Short problem
Print every entry exactly as written.

### Dataset records ###

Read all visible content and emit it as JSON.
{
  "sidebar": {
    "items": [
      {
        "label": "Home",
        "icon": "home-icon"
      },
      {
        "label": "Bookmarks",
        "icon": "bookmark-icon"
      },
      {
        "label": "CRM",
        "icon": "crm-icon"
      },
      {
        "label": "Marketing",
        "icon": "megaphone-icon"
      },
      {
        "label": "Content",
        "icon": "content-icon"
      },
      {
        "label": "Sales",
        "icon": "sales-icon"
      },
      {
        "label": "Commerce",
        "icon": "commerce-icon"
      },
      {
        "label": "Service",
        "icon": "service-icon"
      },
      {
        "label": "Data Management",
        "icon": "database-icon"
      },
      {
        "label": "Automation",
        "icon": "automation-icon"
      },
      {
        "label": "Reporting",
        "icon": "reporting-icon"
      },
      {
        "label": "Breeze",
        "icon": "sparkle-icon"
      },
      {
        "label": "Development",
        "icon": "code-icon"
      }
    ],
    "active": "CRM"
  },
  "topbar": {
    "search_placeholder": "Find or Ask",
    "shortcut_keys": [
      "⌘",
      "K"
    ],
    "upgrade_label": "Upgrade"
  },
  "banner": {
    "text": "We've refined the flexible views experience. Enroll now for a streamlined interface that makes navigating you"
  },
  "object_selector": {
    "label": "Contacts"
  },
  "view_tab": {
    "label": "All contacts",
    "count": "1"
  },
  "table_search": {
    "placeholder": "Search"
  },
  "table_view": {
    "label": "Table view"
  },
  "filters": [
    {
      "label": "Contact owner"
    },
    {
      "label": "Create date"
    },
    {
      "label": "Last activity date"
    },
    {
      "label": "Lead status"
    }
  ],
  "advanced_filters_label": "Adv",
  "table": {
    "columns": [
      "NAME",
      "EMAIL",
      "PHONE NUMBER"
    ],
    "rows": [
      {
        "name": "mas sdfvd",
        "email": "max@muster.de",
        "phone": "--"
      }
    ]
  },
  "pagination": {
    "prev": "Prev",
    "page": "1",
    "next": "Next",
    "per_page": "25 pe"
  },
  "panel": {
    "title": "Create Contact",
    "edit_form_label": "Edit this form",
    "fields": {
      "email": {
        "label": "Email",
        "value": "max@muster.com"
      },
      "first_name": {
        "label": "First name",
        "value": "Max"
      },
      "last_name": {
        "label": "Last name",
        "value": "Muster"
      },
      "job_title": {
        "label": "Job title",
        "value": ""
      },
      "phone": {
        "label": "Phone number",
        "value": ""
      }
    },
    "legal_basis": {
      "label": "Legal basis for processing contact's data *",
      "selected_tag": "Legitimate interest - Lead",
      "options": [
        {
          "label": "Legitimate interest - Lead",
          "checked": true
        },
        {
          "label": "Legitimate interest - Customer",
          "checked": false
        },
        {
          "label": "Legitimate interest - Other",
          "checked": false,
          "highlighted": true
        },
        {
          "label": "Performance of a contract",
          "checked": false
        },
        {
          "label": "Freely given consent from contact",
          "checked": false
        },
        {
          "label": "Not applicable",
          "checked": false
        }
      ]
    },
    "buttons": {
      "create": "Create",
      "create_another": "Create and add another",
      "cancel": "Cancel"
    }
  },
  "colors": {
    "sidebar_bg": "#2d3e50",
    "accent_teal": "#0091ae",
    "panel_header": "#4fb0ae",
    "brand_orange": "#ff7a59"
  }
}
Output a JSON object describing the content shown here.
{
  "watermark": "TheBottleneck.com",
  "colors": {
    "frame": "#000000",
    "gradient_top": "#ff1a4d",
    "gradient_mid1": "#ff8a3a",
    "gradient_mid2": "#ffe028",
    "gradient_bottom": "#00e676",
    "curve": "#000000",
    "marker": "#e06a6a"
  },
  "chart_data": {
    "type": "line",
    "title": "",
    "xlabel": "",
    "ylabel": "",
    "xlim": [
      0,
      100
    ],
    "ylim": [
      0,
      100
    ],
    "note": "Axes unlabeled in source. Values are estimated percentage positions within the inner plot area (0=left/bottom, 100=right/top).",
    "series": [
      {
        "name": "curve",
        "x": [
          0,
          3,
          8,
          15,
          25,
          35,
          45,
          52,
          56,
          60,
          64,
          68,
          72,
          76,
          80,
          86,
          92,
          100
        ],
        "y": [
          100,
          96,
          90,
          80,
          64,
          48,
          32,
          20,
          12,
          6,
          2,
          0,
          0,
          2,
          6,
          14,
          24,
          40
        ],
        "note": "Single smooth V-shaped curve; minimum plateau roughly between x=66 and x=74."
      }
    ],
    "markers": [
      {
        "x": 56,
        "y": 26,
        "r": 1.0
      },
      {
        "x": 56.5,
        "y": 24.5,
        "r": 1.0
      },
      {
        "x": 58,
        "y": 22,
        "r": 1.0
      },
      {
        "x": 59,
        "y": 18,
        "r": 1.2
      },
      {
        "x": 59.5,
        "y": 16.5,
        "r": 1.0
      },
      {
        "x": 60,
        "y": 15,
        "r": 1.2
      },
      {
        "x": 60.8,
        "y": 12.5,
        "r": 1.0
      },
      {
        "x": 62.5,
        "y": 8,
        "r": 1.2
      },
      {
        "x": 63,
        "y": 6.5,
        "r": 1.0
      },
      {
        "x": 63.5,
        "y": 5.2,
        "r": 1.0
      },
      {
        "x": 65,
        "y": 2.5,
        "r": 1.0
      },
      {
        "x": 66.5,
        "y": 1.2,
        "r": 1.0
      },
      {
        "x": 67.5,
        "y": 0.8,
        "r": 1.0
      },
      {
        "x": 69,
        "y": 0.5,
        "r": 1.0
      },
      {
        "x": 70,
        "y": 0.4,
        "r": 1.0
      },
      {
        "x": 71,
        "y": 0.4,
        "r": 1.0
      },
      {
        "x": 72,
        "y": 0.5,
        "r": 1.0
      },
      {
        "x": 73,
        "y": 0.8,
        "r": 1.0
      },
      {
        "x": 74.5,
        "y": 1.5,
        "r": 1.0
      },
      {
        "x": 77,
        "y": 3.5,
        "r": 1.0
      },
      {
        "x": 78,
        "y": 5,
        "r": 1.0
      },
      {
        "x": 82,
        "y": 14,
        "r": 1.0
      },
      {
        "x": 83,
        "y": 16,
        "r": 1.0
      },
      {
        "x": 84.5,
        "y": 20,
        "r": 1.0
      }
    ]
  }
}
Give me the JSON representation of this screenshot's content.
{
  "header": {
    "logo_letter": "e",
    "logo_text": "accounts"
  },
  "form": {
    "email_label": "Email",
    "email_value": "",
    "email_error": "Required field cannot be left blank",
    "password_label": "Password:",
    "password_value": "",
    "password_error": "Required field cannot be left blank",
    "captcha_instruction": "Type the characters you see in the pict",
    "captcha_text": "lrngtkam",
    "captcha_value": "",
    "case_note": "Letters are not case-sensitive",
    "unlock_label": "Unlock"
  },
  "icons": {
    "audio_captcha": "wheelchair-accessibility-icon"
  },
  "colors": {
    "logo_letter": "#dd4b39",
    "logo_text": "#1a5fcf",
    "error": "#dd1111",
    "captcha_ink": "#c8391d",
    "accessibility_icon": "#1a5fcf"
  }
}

###

Full response
Read all visible content and emit it as JSON.
{
  "sidebar": {
    "items": [
      {
        "label": "Home",
        "icon": "home-icon"
      },
      {
        "label": "Bookmarks",
        "icon": "bookmark-icon"
      },
      {
        "label": "CRM",
        "icon": "crm-icon"
      },
      {
        "label": "Marketing",
        "icon": "megaphone-icon"
      },
      {
        "label": "Content",
        "icon": "content-icon"
      },
      {
        "label": "Sales",
        "icon": "sales-icon"
      },
      {
        "label": "Commerce",
        "icon": "commerce-icon"
      },
      {
        "label": "Service",
        "icon": "service-icon"
      },
      {
        "label": "Data Management",
        "icon": "database-icon"
      },
      {
        "label": "Automation",
        "icon": "automation-icon"
      },
      {
        "label": "Reporting",
        "icon": "reporting-icon"
      },
      {
        "label": "Breeze",
        "icon": "sparkle-icon"
      },
      {
        "label": "Development",
        "icon": "code-icon"
      }
    ],
    "active": "CRM"
  },
  "topbar": {
    "search_placeholder": "Find or Ask",
    "shortcut_keys": [
      "⌘",
      "K"
    ],
    "upgrade_label": "Upgrade"
  },
  "banner": {
    "text": "We've refined the flexible views experience. Enroll now for a streamlined interface that makes navigating you"
  },
  "object_selector": {
    "label": "Contacts"
  },
  "view_tab": {
    "label": "All contacts",
    "count": "1"
  },
  "table_search": {
    "placeholder": "Search"
  },
  "table_view": {
    "label": "Table view"
  },
  "filters": [
    {
      "label": "Contact owner"
    },
    {
      "label": "Create date"
    },
    {
      "label": "Last activity date"
    },
    {
      "label": "Lead status"
    }
  ],
  "advanced_filters_label": "Adv",
  "table": {
    "columns": [
      "NAME",
      "EMAIL",
      "PHONE NUMBER"
    ],
    "rows": [
      {
        "name": "mas sdfvd",
        "email": "max@muster.de",
        "phone": "--"
      }
    ]
  },
  "pagination": {
    "prev": "Prev",
    "page": "1",
    "next": "Next",
    "per_page": "25 pe"
  },
  "panel": {
    "title": "Create Contact",
    "edit_form_label": "Edit this form",
    "fields": {
      "email": {
        "label": "Email",
        "value": "max@muster.com"
      },
      "first_name": {
        "label": "First name",
        "value": "Max"
      },
      "last_name": {
        "label": "Last name",
        "value": "Muster"
      },
      "job_title": {
        "label": "Job title",
        "value": ""
      },
      "phone": {
        "label": "Phone number",
        "value": ""
      }
    },
    "legal_basis": {
      "label": "Legal basis for processing contact's data *",
      "selected_tag": "Legitimate interest - Lead",
      "options": [
        {
          "label": "Legitimate interest - Lead",
          "checked": true
        },
        {
          "label": "Legitimate interest - Customer",
          "checked": false
        },
        {
          "label": "Legitimate interest - Other",
          "checked": false,
          "highlighted": true
        },
        {
          "label": "Performance of a contract",
          "checked": false
        },
        {
          "label": "Freely given consent from contact",
          "checked": false
        },
        {
          "label": "Not applicable",
          "checked": false
        }
      ]
    },
    "buttons": {
      "create": "Create",
      "create_another": "Create and add another",
      "cancel": "Cancel"
    }
  },
  "colors": {
    "sidebar_bg": "#2d3e50",
    "accent_teal": "#0091ae",
    "panel_header": "#4fb0ae",
    "brand_orange": "#ff7a59"
  }
}
Output a JSON object describing the content shown here.
{
  "watermark": "TheBottleneck.com",
  "colors": {
    "frame": "#000000",
    "gradient_top": "#ff1a4d",
    "gradient_mid1": "#ff8a3a",
    "gradient_mid2": "#ffe028",
    "gradient_bottom": "#00e676",
    "curve": "#000000",
    "marker": "#e06a6a"
  },
  "chart_data": {
    "type": "line",
    "title": "",
    "xlabel": "",
    "ylabel": "",
    "xlim": [
      0,
      100
    ],
    "ylim": [
      0,
      100
    ],
    "note": "Axes unlabeled in source. Values are estimated percentage positions within the inner plot area (0=left/bottom, 100=right/top).",
    "series": [
      {
        "name": "curve",
        "x": [
          0,
          3,
          8,
          15,
          25,
          35,
          45,
          52,
          56,
          60,
          64,
          68,
          72,
          76,
          80,
          86,
          92,
          100
        ],
        "y": [
          100,
          96,
          90,
          80,
          64,
          48,
          32,
          20,
          12,
          6,
          2,
          0,
          0,
          2,
          6,
          14,
          24,
          40
        ],
        "note": "Single smooth V-shaped curve; minimum plateau roughly between x=66 and x=74."
      }
    ],
    "markers": [
      {
        "x": 56,
        "y": 26,
        "r": 1.0
      },
      {
        "x": 56.5,
        "y": 24.5,
        "r": 1.0
      },
      {
        "x": 58,
        "y": 22,
        "r": 1.0
      },
      {
        "x": 59,
        "y": 18,
        "r": 1.2
      },
      {
        "x": 59.5,
        "y": 16.5,
        "r": 1.0
      },
      {
        "x": 60,
        "y": 15,
        "r": 1.2
      },
      {
        "x": 60.8,
        "y": 12.5,
        "r": 1.0
      },
      {
        "x": 62.5,
        "y": 8,
        "r": 1.2
      },
      {
        "x": 63,
        "y": 6.5,
        "r": 1.0
      },
      {
        "x": 63.5,
        "y": 5.2,
        "r": 1.0
      },
      {
        "x": 65,
        "y": 2.5,
        "r": 1.0
      },
      {
        "x": 66.5,
        "y": 1.2,
        "r": 1.0
      },
      {
        "x": 67.5,
        "y": 0.8,
        "r": 1.0
      },
      {
        "x": 69,
        "y": 0.5,
        "r": 1.0
      },
      {
        "x": 70,
        "y": 0.4,
        "r": 1.0
      },
      {
        "x": 71,
        "y": 0.4,
        "r": 1.0
      },
      {
        "x": 72,
        "y": 0.5,
        "r": 1.0
      },
      {
        "x": 73,
        "y": 0.8,
        "r": 1.0
      },
      {
        "x": 74.5,
        "y": 1.5,
        "r": 1.0
      },
      {
        "x": 77,
        "y": 3.5,
        "r": 1.0
      },
      {
        "x": 78,
        "y": 5,
        "r": 1.0
      },
      {
        "x": 82,
        "y": 14,
        "r": 1.0
      },
      {
        "x": 83,
        "y": 16,
        "r": 1.0
      },
      {
        "x": 84.5,
        "y": 20,
        "r": 1.0
      }
    ]
  }
}
Give me the JSON representation of this screenshot's content.
{
  "header": {
    "logo_letter": "e",
    "logo_text": "accounts"
  },
  "form": {
    "email_label": "Email",
    "email_value": "",
    "email_error": "Required field cannot be left blank",
    "password_label": "Password:",
    "password_value": "",
    "password_error": "Required field cannot be left blank",
    "captcha_instruction": "Type the characters you see in the pict",
    "captcha_text": "lrngtkam",
    "captcha_value": "",
    "case_note": "Letters are not case-sensitive",
    "unlock_label": "Unlock"
  },
  "icons": {
    "audio_captcha": "wheelchair-accessibility-icon"
  },
  "colors": {
    "logo_letter": "#dd4b39",
    "logo_text": "#1a5fcf",
    "error": "#dd1111",
    "captcha_ink": "#c8391d",
    "accessibility_icon": "#1a5fcf"
  }
}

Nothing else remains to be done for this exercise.